Written request: Omit every picture and return the rest of the data unaltered.

◇ ◇ ◇ ◇ ◇

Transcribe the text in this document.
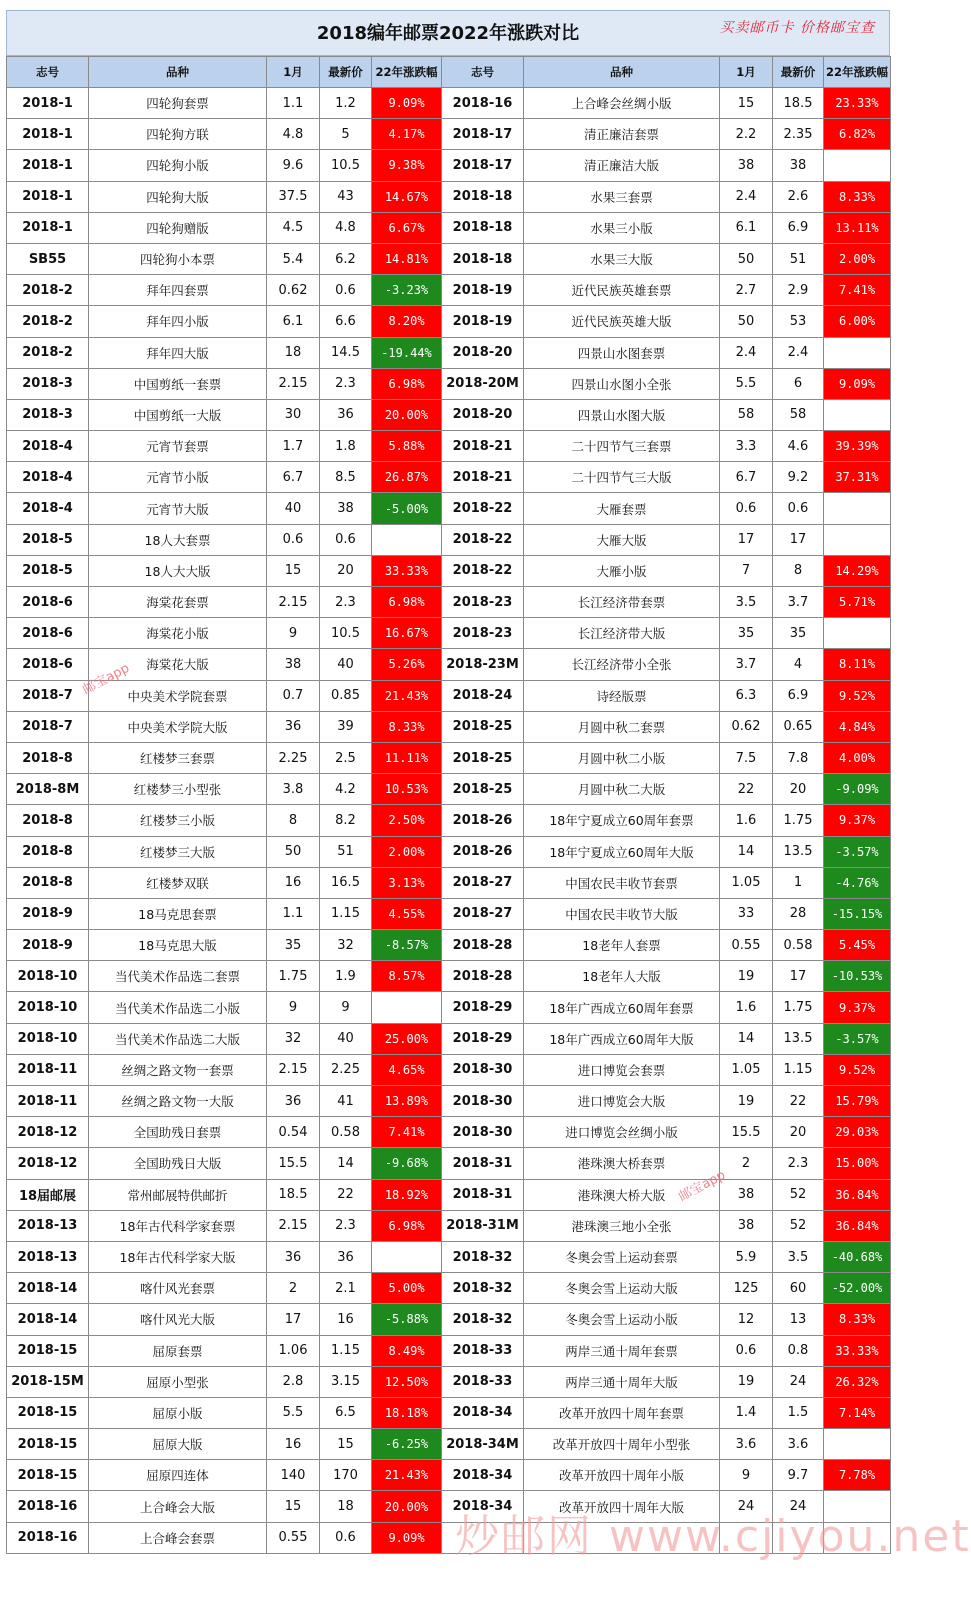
2018编年邮票2022年涨跌对比	买卖邮币卡 价格邮宝查
志号	品种	1月	最新价	22年涨跌幅	志号	品种	1月	最新价	22年涨跌幅
2018-1	四轮狗套票	1.1	1.2	9.09%	2018-16	上合峰会丝绸小版	15	18.5	23.33%
2018-1	四轮狗方联	4.8	5	4.17%	2018-17	清正廉洁套票	2.2	2.35	6.82%
2018-1	四轮狗小版	9.6	10.5	9.38%	2018-17	清正廉洁大版	38	38	
2018-1	四轮狗大版	37.5	43	14.67%	2018-18	水果三套票	2.4	2.6	8.33%
2018-1	四轮狗赠版	4.5	4.8	6.67%	2018-18	水果三小版	6.1	6.9	13.11%
SB55	四轮狗小本票	5.4	6.2	14.81%	2018-18	水果三大版	50	51	2.00%
2018-2	拜年四套票	0.62	0.6	-3.23%	2018-19	近代民族英雄套票	2.7	2.9	7.41%
2018-2	拜年四小版	6.1	6.6	8.20%	2018-19	近代民族英雄大版	50	53	6.00%
2018-2	拜年四大版	18	14.5	-19.44%	2018-20	四景山水图套票	2.4	2.4	
2018-3	中国剪纸一套票	2.15	2.3	6.98%	2018-20M	四景山水图小全张	5.5	6	9.09%
2018-3	中国剪纸一大版	30	36	20.00%	2018-20	四景山水图大版	58	58	
2018-4	元宵节套票	1.7	1.8	5.88%	2018-21	二十四节气三套票	3.3	4.6	39.39%
2018-4	元宵节小版	6.7	8.5	26.87%	2018-21	二十四节气三大版	6.7	9.2	37.31%
2018-4	元宵节大版	40	38	-5.00%	2018-22	大雁套票	0.6	0.6	
2018-5	18人大套票	0.6	0.6		2018-22	大雁大版	17	17	
2018-5	18人大大版	15	20	33.33%	2018-22	大雁小版	7	8	14.29%
2018-6	海棠花套票	2.15	2.3	6.98%	2018-23	长江经济带套票	3.5	3.7	5.71%
2018-6	海棠花小版	9	10.5	16.67%	2018-23	长江经济带大版	35	35	
2018-6	海棠花大版	38	40	5.26%	2018-23M	长江经济带小全张	3.7	4	8.11%
2018-7	中央美术学院套票	0.7	0.85	21.43%	2018-24	诗经版票	6.3	6.9	9.52%
2018-7	中央美术学院大版	36	39	8.33%	2018-25	月圆中秋二套票	0.62	0.65	4.84%
2018-8	红楼梦三套票	2.25	2.5	11.11%	2018-25	月圆中秋二小版	7.5	7.8	4.00%
2018-8M	红楼梦三小型张	3.8	4.2	10.53%	2018-25	月圆中秋二大版	22	20	-9.09%
2018-8	红楼梦三小版	8	8.2	2.50%	2018-26	18年宁夏成立60周年套票	1.6	1.75	9.37%
2018-8	红楼梦三大版	50	51	2.00%	2018-26	18年宁夏成立60周年大版	14	13.5	-3.57%
2018-8	红楼梦双联	16	16.5	3.13%	2018-27	中国农民丰收节套票	1.05	1	-4.76%
2018-9	18马克思套票	1.1	1.15	4.55%	2018-27	中国农民丰收节大版	33	28	-15.15%
2018-9	18马克思大版	35	32	-8.57%	2018-28	18老年人套票	0.55	0.58	5.45%
2018-10	当代美术作品选二套票	1.75	1.9	8.57%	2018-28	18老年人大版	19	17	-10.53%
2018-10	当代美术作品选二小版	9	9		2018-29	18年广西成立60周年套票	1.6	1.75	9.37%
2018-10	当代美术作品选二大版	32	40	25.00%	2018-29	18年广西成立60周年大版	14	13.5	-3.57%
2018-11	丝绸之路文物一套票	2.15	2.25	4.65%	2018-30	进口博览会套票	1.05	1.15	9.52%
2018-11	丝绸之路文物一大版	36	41	13.89%	2018-30	进口博览会大版	19	22	15.79%
2018-12	全国助残日套票	0.54	0.58	7.41%	2018-30	进口博览会丝绸小版	15.5	20	29.03%
2018-12	全国助残日大版	15.5	14	-9.68%	2018-31	港珠澳大桥套票	2	2.3	15.00%
18届邮展	常州邮展特供邮折	18.5	22	18.92%	2018-31	港珠澳大桥大版	38	52	36.84%
2018-13	18年古代科学家套票	2.15	2.3	6.98%	2018-31M	港珠澳三地小全张	38	52	36.84%
2018-13	18年古代科学家大版	36	36		2018-32	冬奥会雪上运动套票	5.9	3.5	-40.68%
2018-14	喀什风光套票	2	2.1	5.00%	2018-32	冬奥会雪上运动大版	125	60	-52.00%
2018-14	喀什风光大版	17	16	-5.88%	2018-32	冬奥会雪上运动小版	12	13	8.33%
2018-15	屈原套票	1.06	1.15	8.49%	2018-33	两岸三通十周年套票	0.6	0.8	33.33%
2018-15M	屈原小型张	2.8	3.15	12.50%	2018-33	两岸三通十周年大版	19	24	26.32%
2018-15	屈原小版	5.5	6.5	18.18%	2018-34	改革开放四十周年套票	1.4	1.5	7.14%
2018-15	屈原大版	16	15	-6.25%	2018-34M	改革开放四十周年小型张	3.6	3.6	
2018-15	屈原四连体	140	170	21.43%	2018-34	改革开放四十周年小版	9	9.7	7.78%
2018-16	上合峰会大版	15	18	20.00%	2018-34	改革开放四十周年大版	24	24	
2018-16	上合峰会套票	0.55	0.6	9.09%					
邮宝app
邮宝app
炒邮网 www.cjiyou.net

◇ ◇ ◇ ◇ ◇

Result of this task:
Transcribe the text in this document.
2018编年邮票2022年涨跌对比	买卖邮币卡 价格邮宝查
志号	品种	1月	最新价	22年涨跌幅	志号	品种	1月	最新价	22年涨跌幅
2018-1	四轮狗套票	1.1	1.2	9.09%	2018-16	上合峰会丝绸小版	15	18.5	23.33%
2018-1	四轮狗方联	4.8	5	4.17%	2018-17	清正廉洁套票	2.2	2.35	6.82%
2018-1	四轮狗小版	9.6	10.5	9.38%	2018-17	清正廉洁大版	38	38	
2018-1	四轮狗大版	37.5	43	14.67%	2018-18	水果三套票	2.4	2.6	8.33%
2018-1	四轮狗赠版	4.5	4.8	6.67%	2018-18	水果三小版	6.1	6.9	13.11%
SB55	四轮狗小本票	5.4	6.2	14.81%	2018-18	水果三大版	50	51	2.00%
2018-2	拜年四套票	0.62	0.6	-3.23%	2018-19	近代民族英雄套票	2.7	2.9	7.41%
2018-2	拜年四小版	6.1	6.6	8.20%	2018-19	近代民族英雄大版	50	53	6.00%
2018-2	拜年四大版	18	14.5	-19.44%	2018-20	四景山水图套票	2.4	2.4	
2018-3	中国剪纸一套票	2.15	2.3	6.98%	2018-20M	四景山水图小全张	5.5	6	9.09%
2018-3	中国剪纸一大版	30	36	20.00%	2018-20	四景山水图大版	58	58	
2018-4	元宵节套票	1.7	1.8	5.88%	2018-21	二十四节气三套票	3.3	4.6	39.39%
2018-4	元宵节小版	6.7	8.5	26.87%	2018-21	二十四节气三大版	6.7	9.2	37.31%
2018-4	元宵节大版	40	38	-5.00%	2018-22	大雁套票	0.6	0.6	
2018-5	18人大套票	0.6	0.6		2018-22	大雁大版	17	17	
2018-5	18人大大版	15	20	33.33%	2018-22	大雁小版	7	8	14.29%
2018-6	海棠花套票	2.15	2.3	6.98%	2018-23	长江经济带套票	3.5	3.7	5.71%
2018-6	海棠花小版	9	10.5	16.67%	2018-23	长江经济带大版	35	35	
2018-6	海棠花大版	38	40	5.26%	2018-23M	长江经济带小全张	3.7	4	8.11%
2018-7	中央美术学院套票	0.7	0.85	21.43%	2018-24	诗经版票	6.3	6.9	9.52%
2018-7	中央美术学院大版	36	39	8.33%	2018-25	月圆中秋二套票	0.62	0.65	4.84%
2018-8	红楼梦三套票	2.25	2.5	11.11%	2018-25	月圆中秋二小版	7.5	7.8	4.00%
2018-8M	红楼梦三小型张	3.8	4.2	10.53%	2018-25	月圆中秋二大版	22	20	-9.09%
2018-8	红楼梦三小版	8	8.2	2.50%	2018-26	18年宁夏成立60周年套票	1.6	1.75	9.37%
2018-8	红楼梦三大版	50	51	2.00%	2018-26	18年宁夏成立60周年大版	14	13.5	-3.57%
2018-8	红楼梦双联	16	16.5	3.13%	2018-27	中国农民丰收节套票	1.05	1	-4.76%
2018-9	18马克思套票	1.1	1.15	4.55%	2018-27	中国农民丰收节大版	33	28	-15.15%
2018-9	18马克思大版	35	32	-8.57%	2018-28	18老年人套票	0.55	0.58	5.45%
2018-10	当代美术作品选二套票	1.75	1.9	8.57%	2018-28	18老年人大版	19	17	-10.53%
2018-10	当代美术作品选二小版	9	9		2018-29	18年广西成立60周年套票	1.6	1.75	9.37%
2018-10	当代美术作品选二大版	32	40	25.00%	2018-29	18年广西成立60周年大版	14	13.5	-3.57%
2018-11	丝绸之路文物一套票	2.15	2.25	4.65%	2018-30	进口博览会套票	1.05	1.15	9.52%
2018-11	丝绸之路文物一大版	36	41	13.89%	2018-30	进口博览会大版	19	22	15.79%
2018-12	全国助残日套票	0.54	0.58	7.41%	2018-30	进口博览会丝绸小版	15.5	20	29.03%
2018-12	全国助残日大版	15.5	14	-9.68%	2018-31	港珠澳大桥套票	2	2.3	15.00%
18届邮展	常州邮展特供邮折	18.5	22	18.92%	2018-31	港珠澳大桥大版	38	52	36.84%
2018-13	18年古代科学家套票	2.15	2.3	6.98%	2018-31M	港珠澳三地小全张	38	52	36.84%
2018-13	18年古代科学家大版	36	36		2018-32	冬奥会雪上运动套票	5.9	3.5	-40.68%
2018-14	喀什风光套票	2	2.1	5.00%	2018-32	冬奥会雪上运动大版	125	60	-52.00%
2018-14	喀什风光大版	17	16	-5.88%	2018-32	冬奥会雪上运动小版	12	13	8.33%
2018-15	屈原套票	1.06	1.15	8.49%	2018-33	两岸三通十周年套票	0.6	0.8	33.33%
2018-15M	屈原小型张	2.8	3.15	12.50%	2018-33	两岸三通十周年大版	19	24	26.32%
2018-15	屈原小版	5.5	6.5	18.18%	2018-34	改革开放四十周年套票	1.4	1.5	7.14%
2018-15	屈原大版	16	15	-6.25%	2018-34M	改革开放四十周年小型张	3.6	3.6	
2018-15	屈原四连体	140	170	21.43%	2018-34	改革开放四十周年小版	9	9.7	7.78%
2018-16	上合峰会大版	15	18	20.00%	2018-34	改革开放四十周年大版	24	24	
2018-16	上合峰会套票	0.55	0.6	9.09%					
邮宝app
邮宝app
炒邮网 www.cjiyou.net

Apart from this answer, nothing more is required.